┌──

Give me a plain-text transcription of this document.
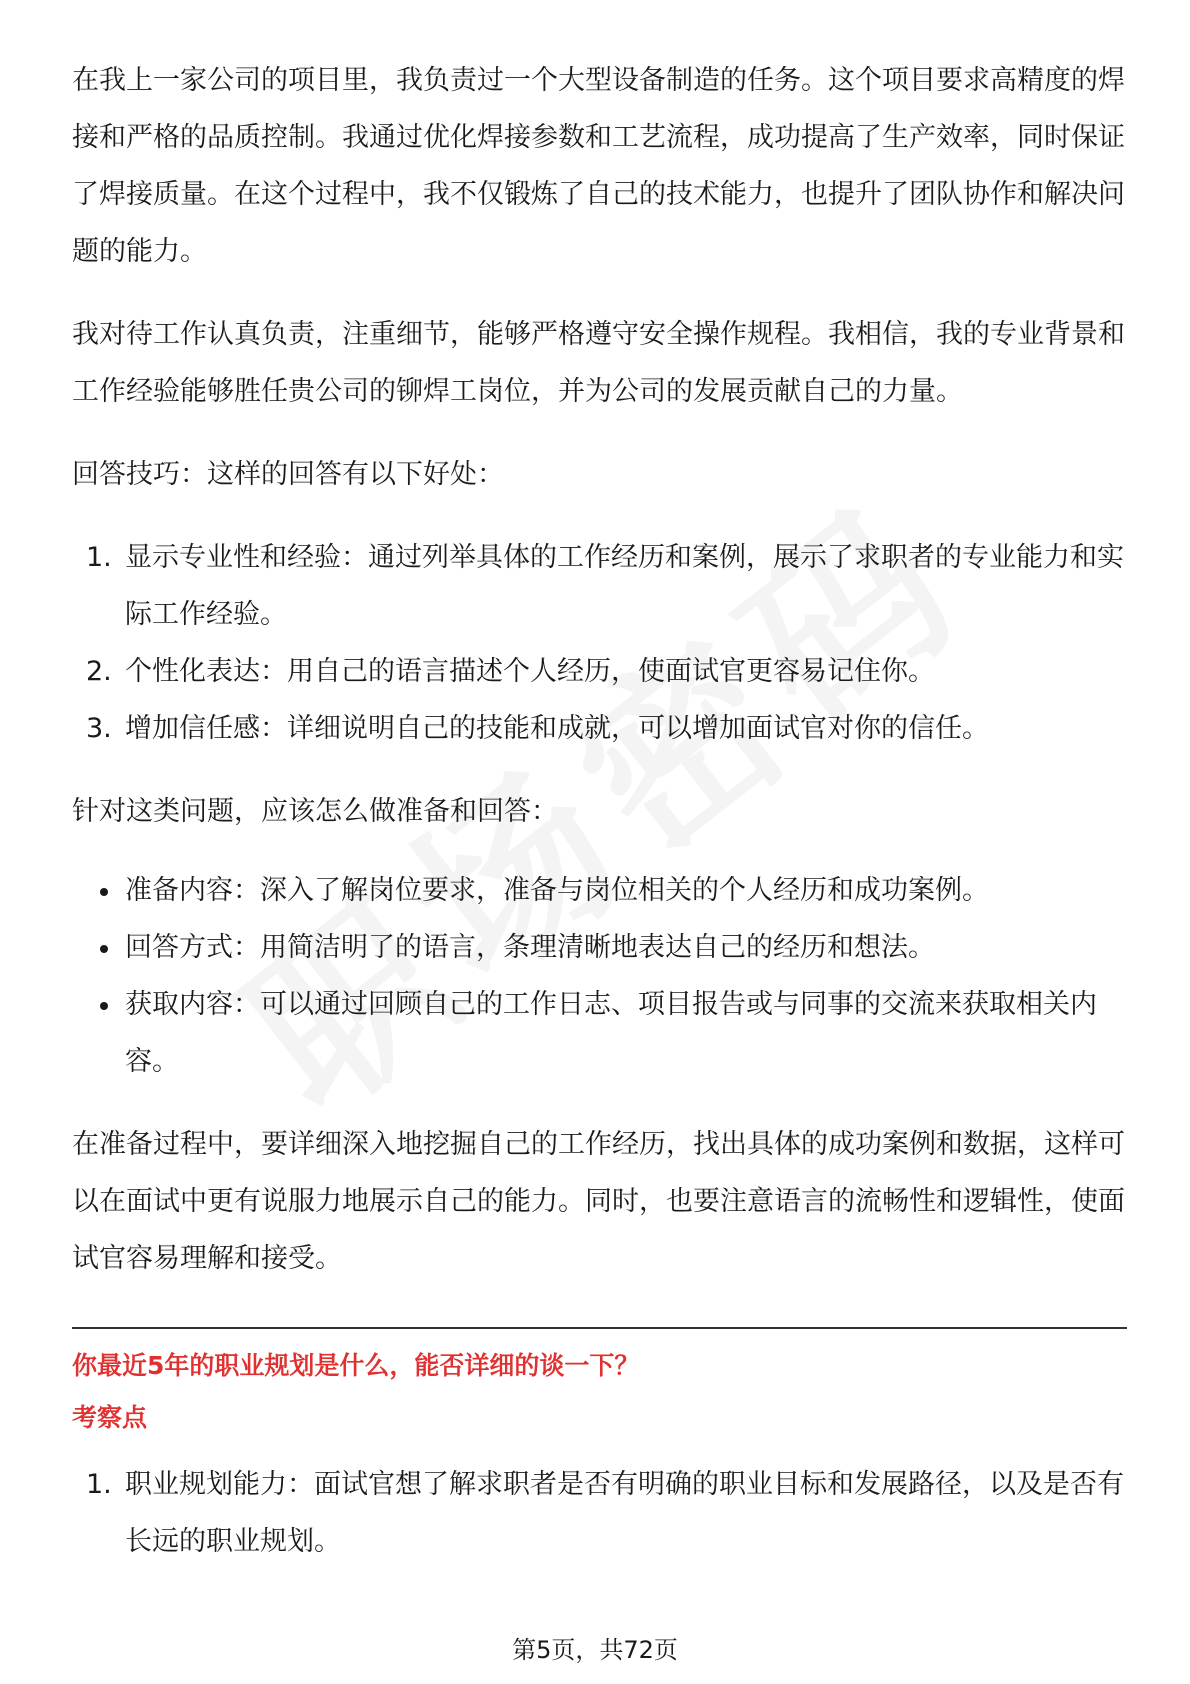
在我上一家公司的项目里，我负责过一个大型设备制造的任务。这个项目要求高精度的焊接和严格的品质控制。我通过优化焊接参数和工艺流程，成功提高了生产效率，同时保证了焊接质量。在这个过程中，我不仅锻炼了自己的技术能力，也提升了团队协作和解决问题的能力。

我对待工作认真负责，注重细节，能够严格遵守安全操作规程。我相信，我的专业背景和工作经验能够胜任贵公司的铆焊工岗位，并为公司的发展贡献自己的力量。

回答技巧：这样的回答有以下好处：

1. 显示专业性和经验：通过列举具体的工作经历和案例，展示了求职者的专业能力和实际工作经验。
2. 个性化表达：用自己的语言描述个人经历，使面试官更容易记住你。
3. 增加信任感：详细说明自己的技能和成就，可以增加面试官对你的信任。

针对这类问题，应该怎么做准备和回答：

准备内容：深入了解岗位要求，准备与岗位相关的个人经历和成功案例。
回答方式：用简洁明了的语言，条理清晰地表达自己的经历和想法。
获取内容：可以通过回顾自己的工作日志、项目报告或与同事的交流来获取相关内容。

在准备过程中，要详细深入地挖掘自己的工作经历，找出具体的成功案例和数据，这样可以在面试中更有说服力地展示自己的能力。同时，也要注意语言的流畅性和逻辑性，使面试官容易理解和接受。

你最近5年的职业规划是什么，能否详细的谈一下？
考察点
1. 职业规划能力：面试官想了解求职者是否有明确的职业目标和发展路径，以及是否有长远的职业规划。
第5页，共72页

└──

__Problem to solve__. Each line of the data should be quoted exactly, with pictures left out.

__Answer to the problem__.
Give me a plain-text transcription of this document.
在我上一家公司的项目里，我负责过一个大型设备制造的任务。这个项目要求高精度的焊接和严格的品质控制。我通过优化焊接参数和工艺流程，成功提高了生产效率，同时保证了焊接质量。在这个过程中，我不仅锻炼了自己的技术能力，也提升了团队协作和解决问题的能力。

我对待工作认真负责，注重细节，能够严格遵守安全操作规程。我相信，我的专业背景和工作经验能够胜任贵公司的铆焊工岗位，并为公司的发展贡献自己的力量。

回答技巧：这样的回答有以下好处：

1. 显示专业性和经验：通过列举具体的工作经历和案例，展示了求职者的专业能力和实际工作经验。
2. 个性化表达：用自己的语言描述个人经历，使面试官更容易记住你。
3. 增加信任感：详细说明自己的技能和成就，可以增加面试官对你的信任。

针对这类问题，应该怎么做准备和回答：

准备内容：深入了解岗位要求，准备与岗位相关的个人经历和成功案例。
回答方式：用简洁明了的语言，条理清晰地表达自己的经历和想法。
获取内容：可以通过回顾自己的工作日志、项目报告或与同事的交流来获取相关内容。

在准备过程中，要详细深入地挖掘自己的工作经历，找出具体的成功案例和数据，这样可以在面试中更有说服力地展示自己的能力。同时，也要注意语言的流畅性和逻辑性，使面试官容易理解和接受。

你最近5年的职业规划是什么，能否详细的谈一下？
考察点
1. 职业规划能力：面试官想了解求职者是否有明确的职业目标和发展路径，以及是否有长远的职业规划。
第5页，共72页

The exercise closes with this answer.